• **WHAT TO WORK ON**
Where a line holds the string "Microsoft", return that line.

[Stored data]
^^^^^^^^

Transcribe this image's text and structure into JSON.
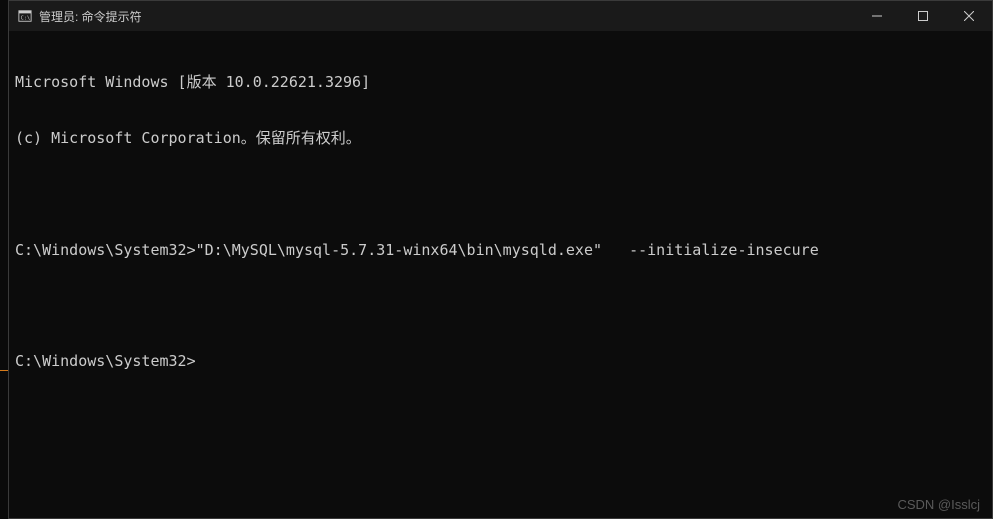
{
  "titlebar": {
    "title": "管理员: 命令提示符"
  },
  "terminal": {
    "lines": [
      "Microsoft Windows [版本 10.0.22621.3296]",
      "(c) Microsoft Corporation。保留所有权利。",
      "",
      "C:\\Windows\\System32>\"D:\\MySQL\\mysql-5.7.31-winx64\\bin\\mysqld.exe\"   --initialize-insecure",
      "",
      "C:\\Windows\\System32>"
    ]
  },
  "watermark": "CSDN @Isslcj"
}
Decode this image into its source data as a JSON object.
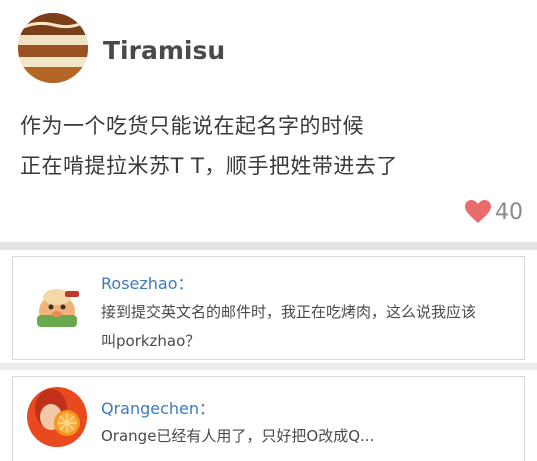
{
  "post": {
    "username": "Tiramisu",
    "avatar_icon": "tiramisu-avatar",
    "text_lines": [
      "作为一个吃货只能说在起名字的时候",
      "正在啃提拉米苏T T，顺手把姓带进去了"
    ],
    "likes": "40",
    "like_color": "#e86c6c"
  },
  "comments": [
    {
      "username": "Rosezhao：",
      "avatar_icon": "cartoon-pig-avatar",
      "text_lines": [
        "接到提交英文名的邮件时，我正在吃烤肉，这么说我应该",
        "叫porkzhao？"
      ]
    },
    {
      "username": "Qrangechen：",
      "avatar_icon": "orange-avatar",
      "text_lines": [
        "Orange已经有人用了，只好把O改成Q..."
      ]
    }
  ],
  "colors": {
    "name_link": "#3b7bbf",
    "separator": "#e3e3e3",
    "card_border": "#d8d8d8"
  }
}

^^^^^^^^

• **WRITTEN RESPONSE**
      "Microsoft Windows [版本 10.0.22621.3296]",
      "(c) Microsoft Corporation。保留所有权利。",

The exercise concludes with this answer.